▸ Provided material:
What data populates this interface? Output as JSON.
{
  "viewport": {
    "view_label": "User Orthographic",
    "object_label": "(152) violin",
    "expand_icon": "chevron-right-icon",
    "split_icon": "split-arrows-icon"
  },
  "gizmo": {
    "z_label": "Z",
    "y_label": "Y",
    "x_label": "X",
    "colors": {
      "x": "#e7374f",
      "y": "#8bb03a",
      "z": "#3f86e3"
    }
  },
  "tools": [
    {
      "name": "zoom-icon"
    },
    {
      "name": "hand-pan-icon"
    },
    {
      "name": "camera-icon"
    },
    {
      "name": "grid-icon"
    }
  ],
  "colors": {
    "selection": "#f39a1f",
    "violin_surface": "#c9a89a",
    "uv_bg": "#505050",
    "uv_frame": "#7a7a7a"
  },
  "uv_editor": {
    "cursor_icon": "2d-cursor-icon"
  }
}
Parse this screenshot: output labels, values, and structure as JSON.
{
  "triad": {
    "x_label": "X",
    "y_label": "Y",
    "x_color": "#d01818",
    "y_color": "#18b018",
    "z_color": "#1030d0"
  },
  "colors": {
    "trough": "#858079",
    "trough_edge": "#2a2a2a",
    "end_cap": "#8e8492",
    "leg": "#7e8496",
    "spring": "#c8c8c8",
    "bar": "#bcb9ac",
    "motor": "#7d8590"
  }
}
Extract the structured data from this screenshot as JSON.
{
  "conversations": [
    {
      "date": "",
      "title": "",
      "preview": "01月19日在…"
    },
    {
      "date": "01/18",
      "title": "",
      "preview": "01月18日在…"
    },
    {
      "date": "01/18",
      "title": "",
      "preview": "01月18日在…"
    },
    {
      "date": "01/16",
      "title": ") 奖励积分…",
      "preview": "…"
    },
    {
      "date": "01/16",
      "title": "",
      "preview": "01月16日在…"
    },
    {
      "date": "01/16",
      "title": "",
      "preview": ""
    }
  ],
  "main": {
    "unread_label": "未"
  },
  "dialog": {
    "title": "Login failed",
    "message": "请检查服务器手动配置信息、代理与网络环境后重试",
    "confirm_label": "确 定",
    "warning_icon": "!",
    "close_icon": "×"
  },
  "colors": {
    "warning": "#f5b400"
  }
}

▸ Directive:
Write out only the final block of lines, starting at the line with "Extract the structured" and running to the end of the material.

▸ Full output:
Extract the structured data from this screenshot as JSON.
{
  "conversations": [
    {
      "date": "",
      "title": "",
      "preview": "01月19日在…"
    },
    {
      "date": "01/18",
      "title": "",
      "preview": "01月18日在…"
    },
    {
      "date": "01/18",
      "title": "",
      "preview": "01月18日在…"
    },
    {
      "date": "01/16",
      "title": ") 奖励积分…",
      "preview": "…"
    },
    {
      "date": "01/16",
      "title": "",
      "preview": "01月16日在…"
    },
    {
      "date": "01/16",
      "title": "",
      "preview": ""
    }
  ],
  "main": {
    "unread_label": "未"
  },
  "dialog": {
    "title": "Login failed",
    "message": "请检查服务器手动配置信息、代理与网络环境后重试",
    "confirm_label": "确 定",
    "warning_icon": "!",
    "close_icon": "×"
  },
  "colors": {
    "warning": "#f5b400"
  }
}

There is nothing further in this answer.